* What you should do
Search the material for the string "Institution" and copy each line where it occurs.

[Stored data]
──────

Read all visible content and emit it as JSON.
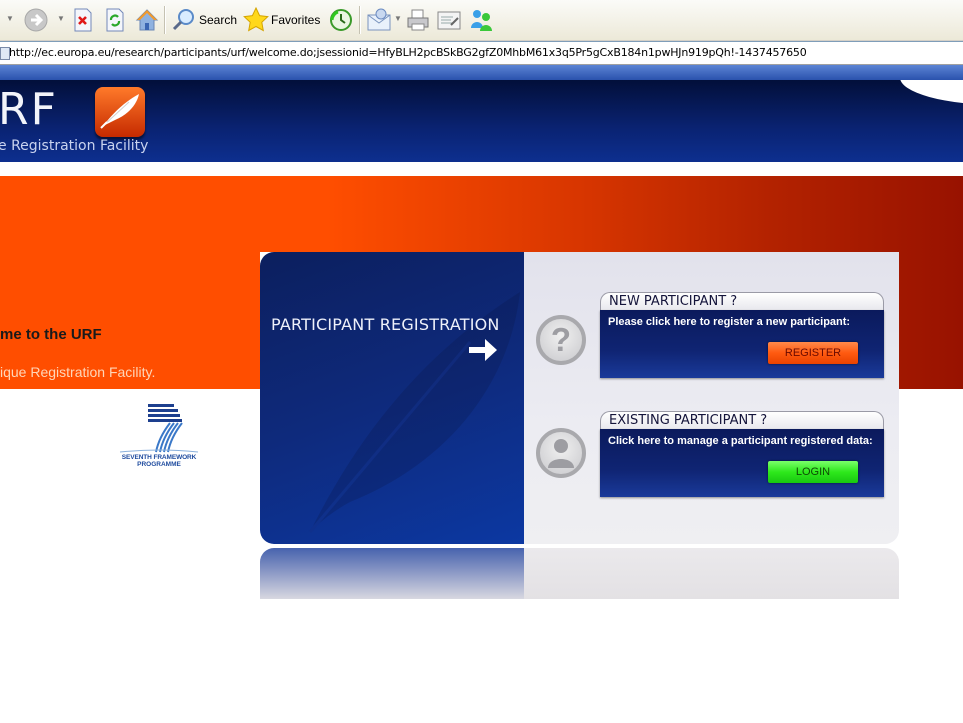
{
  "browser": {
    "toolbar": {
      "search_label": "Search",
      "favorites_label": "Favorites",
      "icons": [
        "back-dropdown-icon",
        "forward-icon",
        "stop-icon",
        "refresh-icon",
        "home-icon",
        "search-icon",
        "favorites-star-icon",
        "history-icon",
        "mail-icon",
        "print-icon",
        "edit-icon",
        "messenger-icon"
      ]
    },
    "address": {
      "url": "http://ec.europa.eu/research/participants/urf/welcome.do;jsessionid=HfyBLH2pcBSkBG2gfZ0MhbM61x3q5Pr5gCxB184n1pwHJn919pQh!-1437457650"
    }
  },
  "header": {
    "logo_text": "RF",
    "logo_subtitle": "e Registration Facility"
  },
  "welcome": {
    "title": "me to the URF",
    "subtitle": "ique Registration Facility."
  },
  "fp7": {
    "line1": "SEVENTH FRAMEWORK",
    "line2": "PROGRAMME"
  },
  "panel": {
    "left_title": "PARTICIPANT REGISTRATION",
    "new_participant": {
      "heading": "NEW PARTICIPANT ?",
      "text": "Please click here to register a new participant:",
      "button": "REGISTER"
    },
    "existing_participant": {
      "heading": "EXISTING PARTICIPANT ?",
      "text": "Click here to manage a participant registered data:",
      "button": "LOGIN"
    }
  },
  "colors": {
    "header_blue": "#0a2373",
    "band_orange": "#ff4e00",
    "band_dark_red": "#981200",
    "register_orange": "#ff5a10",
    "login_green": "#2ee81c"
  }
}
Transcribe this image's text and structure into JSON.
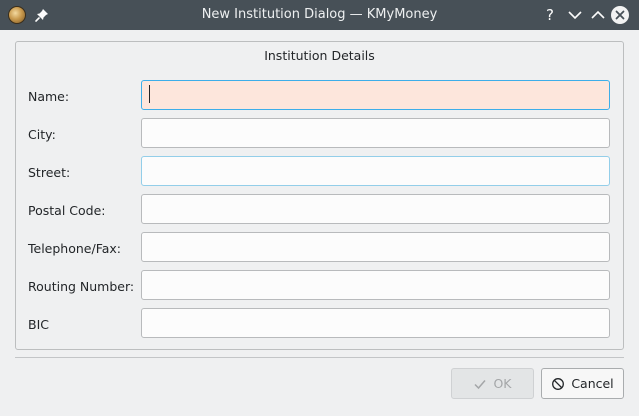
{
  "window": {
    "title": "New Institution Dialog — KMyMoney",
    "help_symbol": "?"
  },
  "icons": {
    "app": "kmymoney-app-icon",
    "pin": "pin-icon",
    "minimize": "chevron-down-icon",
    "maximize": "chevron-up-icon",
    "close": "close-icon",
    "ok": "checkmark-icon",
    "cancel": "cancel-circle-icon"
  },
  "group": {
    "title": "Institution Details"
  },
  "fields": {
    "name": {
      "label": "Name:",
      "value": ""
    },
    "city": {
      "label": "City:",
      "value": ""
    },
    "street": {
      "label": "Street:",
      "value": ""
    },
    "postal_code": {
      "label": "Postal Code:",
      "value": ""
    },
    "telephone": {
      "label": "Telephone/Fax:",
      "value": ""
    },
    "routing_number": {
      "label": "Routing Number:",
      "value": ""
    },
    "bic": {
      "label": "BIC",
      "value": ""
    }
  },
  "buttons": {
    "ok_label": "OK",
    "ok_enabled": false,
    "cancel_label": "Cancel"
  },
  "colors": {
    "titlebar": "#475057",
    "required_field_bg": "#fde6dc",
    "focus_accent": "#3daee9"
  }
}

──────

* Solution to this task
    "title": "New Institution Dialog — KMyMoney",
    "title": "Institution Details"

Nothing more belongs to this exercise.